═════ PROVIDED RECORDS

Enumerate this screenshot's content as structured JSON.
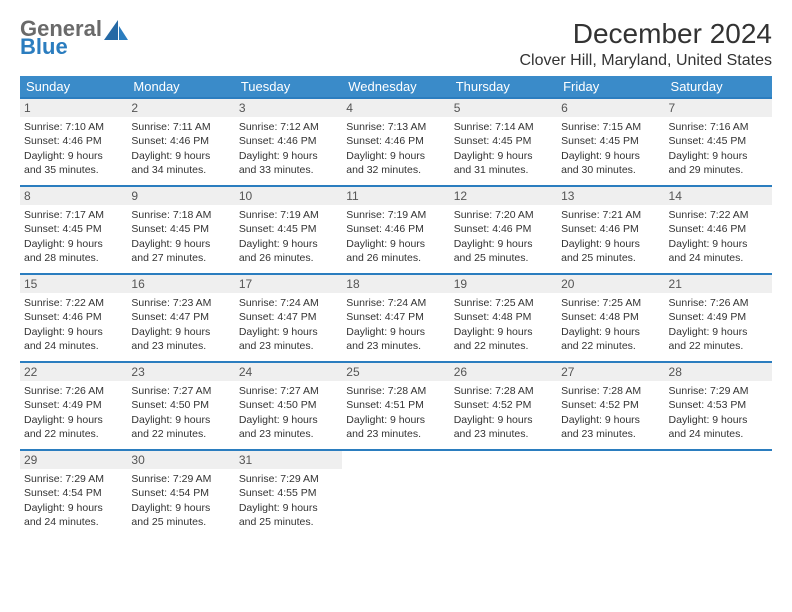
{
  "logo": {
    "general": "General",
    "blue": "Blue"
  },
  "header": {
    "title": "December 2024",
    "location": "Clover Hill, Maryland, United States"
  },
  "style": {
    "header_bg": "#3a8bc9",
    "border_color": "#2b7dbf",
    "empty_bg": "#f2f2f2",
    "daynum_bg": "#efefef",
    "text_color": "#333333",
    "font_size_cell": 10.5,
    "font_size_header": 13,
    "font_size_title": 28,
    "font_size_location": 16
  },
  "weekdays": [
    "Sunday",
    "Monday",
    "Tuesday",
    "Wednesday",
    "Thursday",
    "Friday",
    "Saturday"
  ],
  "weeks": [
    [
      {
        "day": "1",
        "sunrise": "Sunrise: 7:10 AM",
        "sunset": "Sunset: 4:46 PM",
        "daylight1": "Daylight: 9 hours",
        "daylight2": "and 35 minutes."
      },
      {
        "day": "2",
        "sunrise": "Sunrise: 7:11 AM",
        "sunset": "Sunset: 4:46 PM",
        "daylight1": "Daylight: 9 hours",
        "daylight2": "and 34 minutes."
      },
      {
        "day": "3",
        "sunrise": "Sunrise: 7:12 AM",
        "sunset": "Sunset: 4:46 PM",
        "daylight1": "Daylight: 9 hours",
        "daylight2": "and 33 minutes."
      },
      {
        "day": "4",
        "sunrise": "Sunrise: 7:13 AM",
        "sunset": "Sunset: 4:46 PM",
        "daylight1": "Daylight: 9 hours",
        "daylight2": "and 32 minutes."
      },
      {
        "day": "5",
        "sunrise": "Sunrise: 7:14 AM",
        "sunset": "Sunset: 4:45 PM",
        "daylight1": "Daylight: 9 hours",
        "daylight2": "and 31 minutes."
      },
      {
        "day": "6",
        "sunrise": "Sunrise: 7:15 AM",
        "sunset": "Sunset: 4:45 PM",
        "daylight1": "Daylight: 9 hours",
        "daylight2": "and 30 minutes."
      },
      {
        "day": "7",
        "sunrise": "Sunrise: 7:16 AM",
        "sunset": "Sunset: 4:45 PM",
        "daylight1": "Daylight: 9 hours",
        "daylight2": "and 29 minutes."
      }
    ],
    [
      {
        "day": "8",
        "sunrise": "Sunrise: 7:17 AM",
        "sunset": "Sunset: 4:45 PM",
        "daylight1": "Daylight: 9 hours",
        "daylight2": "and 28 minutes."
      },
      {
        "day": "9",
        "sunrise": "Sunrise: 7:18 AM",
        "sunset": "Sunset: 4:45 PM",
        "daylight1": "Daylight: 9 hours",
        "daylight2": "and 27 minutes."
      },
      {
        "day": "10",
        "sunrise": "Sunrise: 7:19 AM",
        "sunset": "Sunset: 4:45 PM",
        "daylight1": "Daylight: 9 hours",
        "daylight2": "and 26 minutes."
      },
      {
        "day": "11",
        "sunrise": "Sunrise: 7:19 AM",
        "sunset": "Sunset: 4:46 PM",
        "daylight1": "Daylight: 9 hours",
        "daylight2": "and 26 minutes."
      },
      {
        "day": "12",
        "sunrise": "Sunrise: 7:20 AM",
        "sunset": "Sunset: 4:46 PM",
        "daylight1": "Daylight: 9 hours",
        "daylight2": "and 25 minutes."
      },
      {
        "day": "13",
        "sunrise": "Sunrise: 7:21 AM",
        "sunset": "Sunset: 4:46 PM",
        "daylight1": "Daylight: 9 hours",
        "daylight2": "and 25 minutes."
      },
      {
        "day": "14",
        "sunrise": "Sunrise: 7:22 AM",
        "sunset": "Sunset: 4:46 PM",
        "daylight1": "Daylight: 9 hours",
        "daylight2": "and 24 minutes."
      }
    ],
    [
      {
        "day": "15",
        "sunrise": "Sunrise: 7:22 AM",
        "sunset": "Sunset: 4:46 PM",
        "daylight1": "Daylight: 9 hours",
        "daylight2": "and 24 minutes."
      },
      {
        "day": "16",
        "sunrise": "Sunrise: 7:23 AM",
        "sunset": "Sunset: 4:47 PM",
        "daylight1": "Daylight: 9 hours",
        "daylight2": "and 23 minutes."
      },
      {
        "day": "17",
        "sunrise": "Sunrise: 7:24 AM",
        "sunset": "Sunset: 4:47 PM",
        "daylight1": "Daylight: 9 hours",
        "daylight2": "and 23 minutes."
      },
      {
        "day": "18",
        "sunrise": "Sunrise: 7:24 AM",
        "sunset": "Sunset: 4:47 PM",
        "daylight1": "Daylight: 9 hours",
        "daylight2": "and 23 minutes."
      },
      {
        "day": "19",
        "sunrise": "Sunrise: 7:25 AM",
        "sunset": "Sunset: 4:48 PM",
        "daylight1": "Daylight: 9 hours",
        "daylight2": "and 22 minutes."
      },
      {
        "day": "20",
        "sunrise": "Sunrise: 7:25 AM",
        "sunset": "Sunset: 4:48 PM",
        "daylight1": "Daylight: 9 hours",
        "daylight2": "and 22 minutes."
      },
      {
        "day": "21",
        "sunrise": "Sunrise: 7:26 AM",
        "sunset": "Sunset: 4:49 PM",
        "daylight1": "Daylight: 9 hours",
        "daylight2": "and 22 minutes."
      }
    ],
    [
      {
        "day": "22",
        "sunrise": "Sunrise: 7:26 AM",
        "sunset": "Sunset: 4:49 PM",
        "daylight1": "Daylight: 9 hours",
        "daylight2": "and 22 minutes."
      },
      {
        "day": "23",
        "sunrise": "Sunrise: 7:27 AM",
        "sunset": "Sunset: 4:50 PM",
        "daylight1": "Daylight: 9 hours",
        "daylight2": "and 22 minutes."
      },
      {
        "day": "24",
        "sunrise": "Sunrise: 7:27 AM",
        "sunset": "Sunset: 4:50 PM",
        "daylight1": "Daylight: 9 hours",
        "daylight2": "and 23 minutes."
      },
      {
        "day": "25",
        "sunrise": "Sunrise: 7:28 AM",
        "sunset": "Sunset: 4:51 PM",
        "daylight1": "Daylight: 9 hours",
        "daylight2": "and 23 minutes."
      },
      {
        "day": "26",
        "sunrise": "Sunrise: 7:28 AM",
        "sunset": "Sunset: 4:52 PM",
        "daylight1": "Daylight: 9 hours",
        "daylight2": "and 23 minutes."
      },
      {
        "day": "27",
        "sunrise": "Sunrise: 7:28 AM",
        "sunset": "Sunset: 4:52 PM",
        "daylight1": "Daylight: 9 hours",
        "daylight2": "and 23 minutes."
      },
      {
        "day": "28",
        "sunrise": "Sunrise: 7:29 AM",
        "sunset": "Sunset: 4:53 PM",
        "daylight1": "Daylight: 9 hours",
        "daylight2": "and 24 minutes."
      }
    ],
    [
      {
        "day": "29",
        "sunrise": "Sunrise: 7:29 AM",
        "sunset": "Sunset: 4:54 PM",
        "daylight1": "Daylight: 9 hours",
        "daylight2": "and 24 minutes."
      },
      {
        "day": "30",
        "sunrise": "Sunrise: 7:29 AM",
        "sunset": "Sunset: 4:54 PM",
        "daylight1": "Daylight: 9 hours",
        "daylight2": "and 25 minutes."
      },
      {
        "day": "31",
        "sunrise": "Sunrise: 7:29 AM",
        "sunset": "Sunset: 4:55 PM",
        "daylight1": "Daylight: 9 hours",
        "daylight2": "and 25 minutes."
      },
      null,
      null,
      null,
      null
    ]
  ]
}
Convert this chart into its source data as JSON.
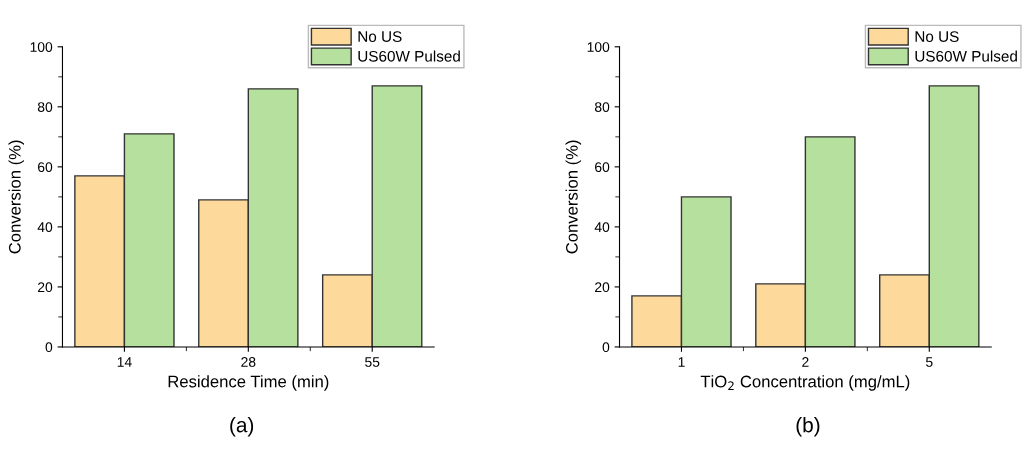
{
  "chart_data": [
    {
      "type": "bar",
      "categories": [
        "14",
        "28",
        "55"
      ],
      "xlabel": "Residence Time (min)",
      "ylabel": "Conversion (%)",
      "ylim": [
        0,
        100
      ],
      "yticks": [
        0,
        20,
        40,
        60,
        80,
        100
      ],
      "legend": "top right",
      "annotations": [
        "(a)"
      ],
      "series": [
        {
          "name": "No US",
          "color": "#fdd99b",
          "values": [
            57,
            49,
            24
          ]
        },
        {
          "name": "US60W Pulsed",
          "color": "#b5e09d",
          "values": [
            71,
            86,
            87
          ]
        }
      ]
    },
    {
      "type": "bar",
      "categories": [
        "1",
        "2",
        "5"
      ],
      "xlabel": "TiO$_{2}$ Concentration (mg/mL)",
      "ylabel": "Conversion (%)",
      "ylim": [
        0,
        100
      ],
      "yticks": [
        0,
        20,
        40,
        60,
        80,
        100
      ],
      "legend": "top right",
      "annotations": [
        "(b)"
      ],
      "series": [
        {
          "name": "No US",
          "color": "#fdd99b",
          "values": [
            17,
            21,
            24
          ]
        },
        {
          "name": "US60W Pulsed",
          "color": "#b5e09d",
          "values": [
            50,
            70,
            87
          ]
        }
      ]
    }
  ]
}
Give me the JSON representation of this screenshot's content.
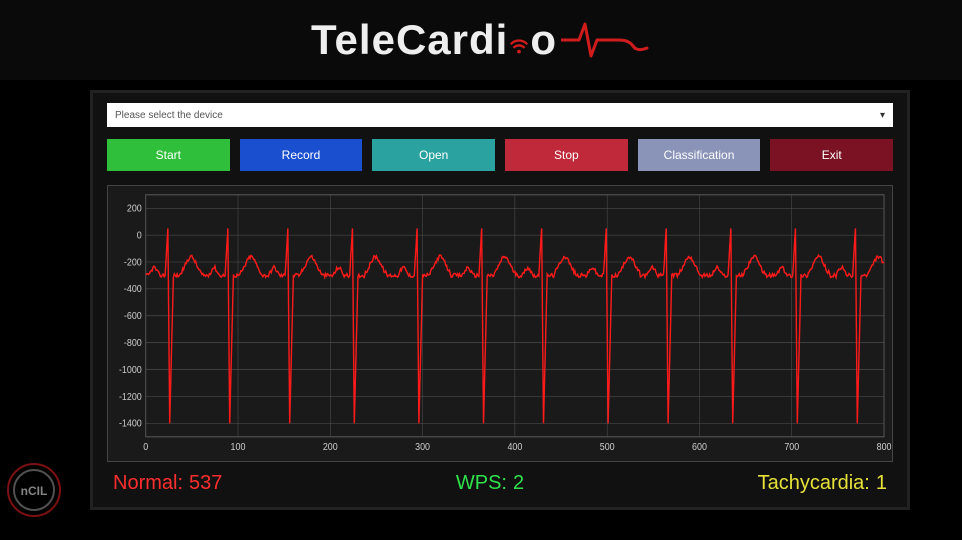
{
  "logo": {
    "text_part1": "TeleCardi",
    "text_part2": "o",
    "accent_color": "#d01c1c",
    "text_color": "#eeeeee"
  },
  "device_select": {
    "placeholder": "Please select the device"
  },
  "buttons": [
    {
      "label": "Start",
      "color": "#2fbf3a"
    },
    {
      "label": "Record",
      "color": "#1a4fd0"
    },
    {
      "label": "Open",
      "color": "#2aa3a0"
    },
    {
      "label": "Stop",
      "color": "#c0293a"
    },
    {
      "label": "Classification",
      "color": "#8a93b8"
    },
    {
      "label": "Exit",
      "color": "#7a1224"
    }
  ],
  "chart": {
    "type": "line",
    "line_color": "#ff1a1a",
    "line_width": 1.4,
    "background_color": "#1a1a1a",
    "grid_color": "#555555",
    "axis_text_color": "#cccccc",
    "axis_fontsize": 9,
    "xlim": [
      0,
      800
    ],
    "ylim": [
      -1500,
      300
    ],
    "xticks": [
      0,
      100,
      200,
      300,
      400,
      500,
      600,
      700,
      800
    ],
    "yticks": [
      200,
      0,
      -200,
      -400,
      -600,
      -800,
      -1000,
      -1200,
      -1400
    ],
    "ecg": {
      "beats_x": [
        25,
        90,
        155,
        225,
        295,
        365,
        430,
        500,
        565,
        635,
        705,
        770
      ],
      "baseline": -300,
      "p_amp": 60,
      "r_amp_up": 350,
      "r_amp_down": -1100,
      "t_amp": 140,
      "noise": 30
    }
  },
  "status": {
    "normal": {
      "label": "Normal:",
      "value": "537",
      "color": "#ff2e2e"
    },
    "wps": {
      "label": "WPS:",
      "value": "2",
      "color": "#2fe24b"
    },
    "tachy": {
      "label": "Tachycardia:",
      "value": "1",
      "color": "#e6e23a"
    }
  }
}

══════════

AIM OF THE TASK ->
Among the lines above, determine how many hold the word "this"; report the figure alone.

SOLUTION ->
3